* [Direction]: What is the count of lines in the listing below that hold the string "Muſcular"? Reply with that number alone.

* [Supplied records]:
● ● ● ● ● ● ●
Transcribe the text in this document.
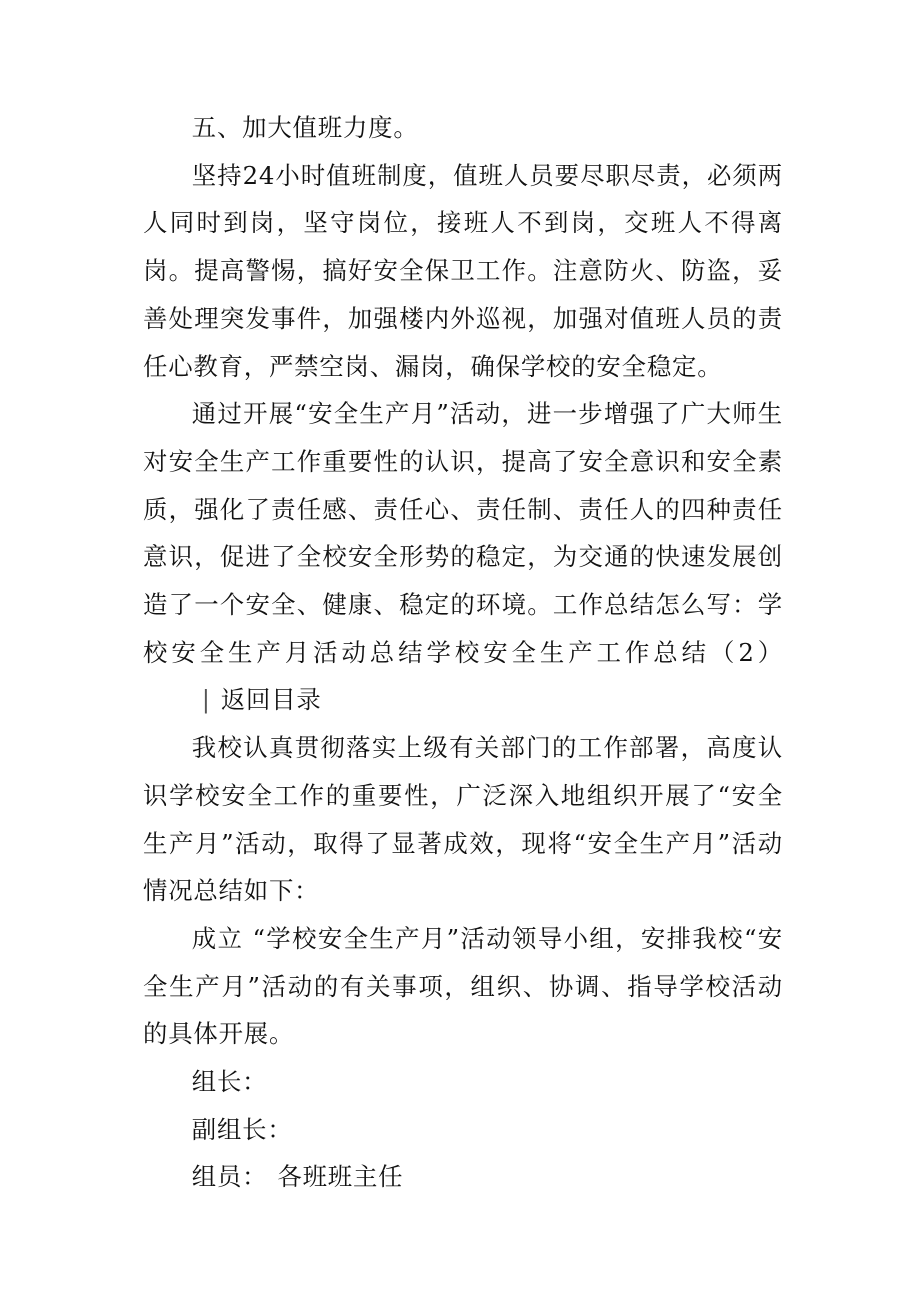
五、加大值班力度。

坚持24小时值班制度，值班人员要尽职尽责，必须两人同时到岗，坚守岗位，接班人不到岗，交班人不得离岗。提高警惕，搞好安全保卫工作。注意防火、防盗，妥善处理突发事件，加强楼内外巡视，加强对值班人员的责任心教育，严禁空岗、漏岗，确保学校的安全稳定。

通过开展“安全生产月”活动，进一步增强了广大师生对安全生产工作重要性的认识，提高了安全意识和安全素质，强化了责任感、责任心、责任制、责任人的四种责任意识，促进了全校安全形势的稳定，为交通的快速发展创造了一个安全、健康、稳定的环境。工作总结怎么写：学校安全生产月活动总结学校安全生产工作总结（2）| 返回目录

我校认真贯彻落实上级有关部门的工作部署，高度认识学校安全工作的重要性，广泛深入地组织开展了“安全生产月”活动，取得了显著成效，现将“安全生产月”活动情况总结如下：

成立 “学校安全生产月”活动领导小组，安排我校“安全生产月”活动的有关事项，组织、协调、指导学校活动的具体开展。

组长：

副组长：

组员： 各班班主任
● ● ● ● ● ● ●
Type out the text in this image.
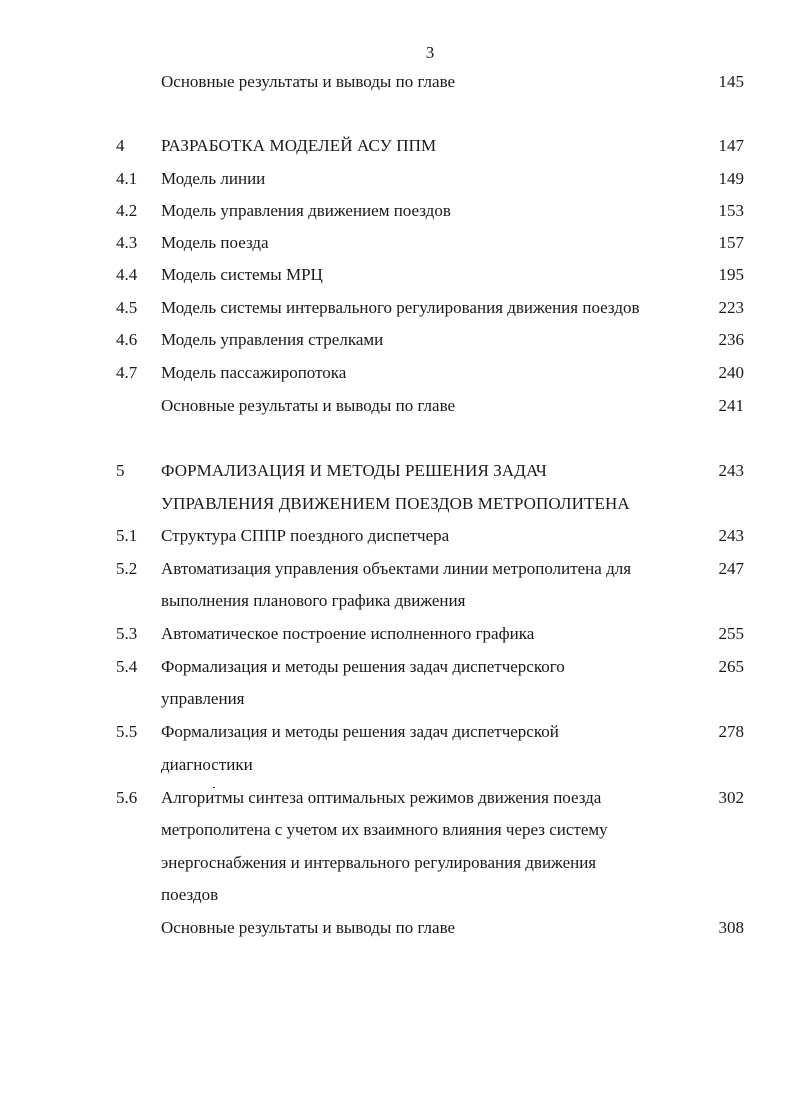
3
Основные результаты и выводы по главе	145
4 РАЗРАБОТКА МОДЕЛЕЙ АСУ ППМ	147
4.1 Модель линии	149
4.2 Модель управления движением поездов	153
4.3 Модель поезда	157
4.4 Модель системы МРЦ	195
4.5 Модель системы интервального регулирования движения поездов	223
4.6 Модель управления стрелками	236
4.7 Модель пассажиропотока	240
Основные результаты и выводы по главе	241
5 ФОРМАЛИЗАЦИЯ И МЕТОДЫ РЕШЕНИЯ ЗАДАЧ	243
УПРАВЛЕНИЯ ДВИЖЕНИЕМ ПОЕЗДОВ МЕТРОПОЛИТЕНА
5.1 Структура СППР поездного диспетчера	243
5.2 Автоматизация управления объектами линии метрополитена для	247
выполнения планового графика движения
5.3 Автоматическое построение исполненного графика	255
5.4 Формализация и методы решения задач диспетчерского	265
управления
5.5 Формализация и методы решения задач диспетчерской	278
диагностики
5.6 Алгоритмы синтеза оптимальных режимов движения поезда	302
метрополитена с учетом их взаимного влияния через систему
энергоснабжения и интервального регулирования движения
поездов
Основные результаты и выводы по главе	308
● ● ● ● ● ● ●
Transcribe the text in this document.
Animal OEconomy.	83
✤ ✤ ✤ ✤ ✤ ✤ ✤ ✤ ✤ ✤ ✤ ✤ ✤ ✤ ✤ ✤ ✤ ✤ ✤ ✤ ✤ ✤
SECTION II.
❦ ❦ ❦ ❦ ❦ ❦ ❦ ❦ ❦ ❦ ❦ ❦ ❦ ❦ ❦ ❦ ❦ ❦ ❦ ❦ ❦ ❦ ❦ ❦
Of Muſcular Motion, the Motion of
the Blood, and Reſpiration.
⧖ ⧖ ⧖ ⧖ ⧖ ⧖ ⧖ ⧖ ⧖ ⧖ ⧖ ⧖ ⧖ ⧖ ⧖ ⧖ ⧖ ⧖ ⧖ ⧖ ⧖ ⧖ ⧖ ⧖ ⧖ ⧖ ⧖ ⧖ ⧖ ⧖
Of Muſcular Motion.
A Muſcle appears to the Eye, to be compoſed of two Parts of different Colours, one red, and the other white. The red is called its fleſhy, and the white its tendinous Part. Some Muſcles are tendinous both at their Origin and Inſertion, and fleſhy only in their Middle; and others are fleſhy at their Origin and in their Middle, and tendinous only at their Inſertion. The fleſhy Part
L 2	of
● ● ● ● ● ● ●
* [The answer]: 2